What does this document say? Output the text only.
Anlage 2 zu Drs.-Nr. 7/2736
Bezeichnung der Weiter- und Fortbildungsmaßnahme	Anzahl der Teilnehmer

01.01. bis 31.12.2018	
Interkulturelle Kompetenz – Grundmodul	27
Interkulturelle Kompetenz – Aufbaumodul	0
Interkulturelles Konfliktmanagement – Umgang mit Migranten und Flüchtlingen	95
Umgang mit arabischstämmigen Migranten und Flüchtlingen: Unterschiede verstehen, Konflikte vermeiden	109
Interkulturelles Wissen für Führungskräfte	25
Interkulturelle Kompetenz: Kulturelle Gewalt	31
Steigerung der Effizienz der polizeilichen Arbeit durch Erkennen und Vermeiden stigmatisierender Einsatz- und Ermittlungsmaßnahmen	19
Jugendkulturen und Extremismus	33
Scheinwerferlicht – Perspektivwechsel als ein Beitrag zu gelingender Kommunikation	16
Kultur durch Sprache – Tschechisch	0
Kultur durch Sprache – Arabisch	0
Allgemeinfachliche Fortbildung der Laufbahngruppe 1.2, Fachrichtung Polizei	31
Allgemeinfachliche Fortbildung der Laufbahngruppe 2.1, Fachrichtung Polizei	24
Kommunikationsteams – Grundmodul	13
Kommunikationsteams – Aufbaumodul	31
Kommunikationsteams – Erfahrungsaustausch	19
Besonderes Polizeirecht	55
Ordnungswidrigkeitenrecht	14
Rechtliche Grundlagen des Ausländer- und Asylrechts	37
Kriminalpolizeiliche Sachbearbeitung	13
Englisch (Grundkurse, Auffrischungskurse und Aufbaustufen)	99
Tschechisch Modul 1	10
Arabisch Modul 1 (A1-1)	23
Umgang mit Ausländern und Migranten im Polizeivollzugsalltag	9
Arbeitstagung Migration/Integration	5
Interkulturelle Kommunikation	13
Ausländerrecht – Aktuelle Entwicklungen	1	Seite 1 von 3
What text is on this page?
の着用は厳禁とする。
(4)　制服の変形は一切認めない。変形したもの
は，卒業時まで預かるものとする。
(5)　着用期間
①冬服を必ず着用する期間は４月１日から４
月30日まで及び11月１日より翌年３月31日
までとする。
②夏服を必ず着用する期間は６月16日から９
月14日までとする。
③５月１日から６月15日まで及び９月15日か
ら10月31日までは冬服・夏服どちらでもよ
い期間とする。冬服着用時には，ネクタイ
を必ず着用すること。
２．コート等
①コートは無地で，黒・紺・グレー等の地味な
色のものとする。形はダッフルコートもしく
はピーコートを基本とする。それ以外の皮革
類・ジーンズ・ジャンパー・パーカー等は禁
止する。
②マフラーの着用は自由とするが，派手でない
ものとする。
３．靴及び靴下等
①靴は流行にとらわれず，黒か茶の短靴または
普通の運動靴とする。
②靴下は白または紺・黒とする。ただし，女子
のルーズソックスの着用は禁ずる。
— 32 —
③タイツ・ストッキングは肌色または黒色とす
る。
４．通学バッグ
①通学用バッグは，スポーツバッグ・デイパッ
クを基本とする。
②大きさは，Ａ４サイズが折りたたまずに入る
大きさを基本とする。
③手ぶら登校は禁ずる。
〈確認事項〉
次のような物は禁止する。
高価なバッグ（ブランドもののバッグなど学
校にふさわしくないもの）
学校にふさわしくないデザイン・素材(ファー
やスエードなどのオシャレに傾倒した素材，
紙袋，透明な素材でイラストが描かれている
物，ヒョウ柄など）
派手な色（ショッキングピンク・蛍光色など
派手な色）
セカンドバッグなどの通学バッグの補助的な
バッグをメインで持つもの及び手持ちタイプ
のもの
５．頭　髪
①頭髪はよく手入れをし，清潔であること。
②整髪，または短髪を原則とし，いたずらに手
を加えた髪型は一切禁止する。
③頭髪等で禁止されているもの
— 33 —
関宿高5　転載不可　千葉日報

━━━━━━━━━━━━━━━━━━━━━━━━━━━━━━

- What is required -
In the listing above, find each line with the word "Sprache" and copy it.

- Answer to the exercise -
Kultur durch Sprache – Tschechisch	0
Kultur durch Sprache – Arabisch	0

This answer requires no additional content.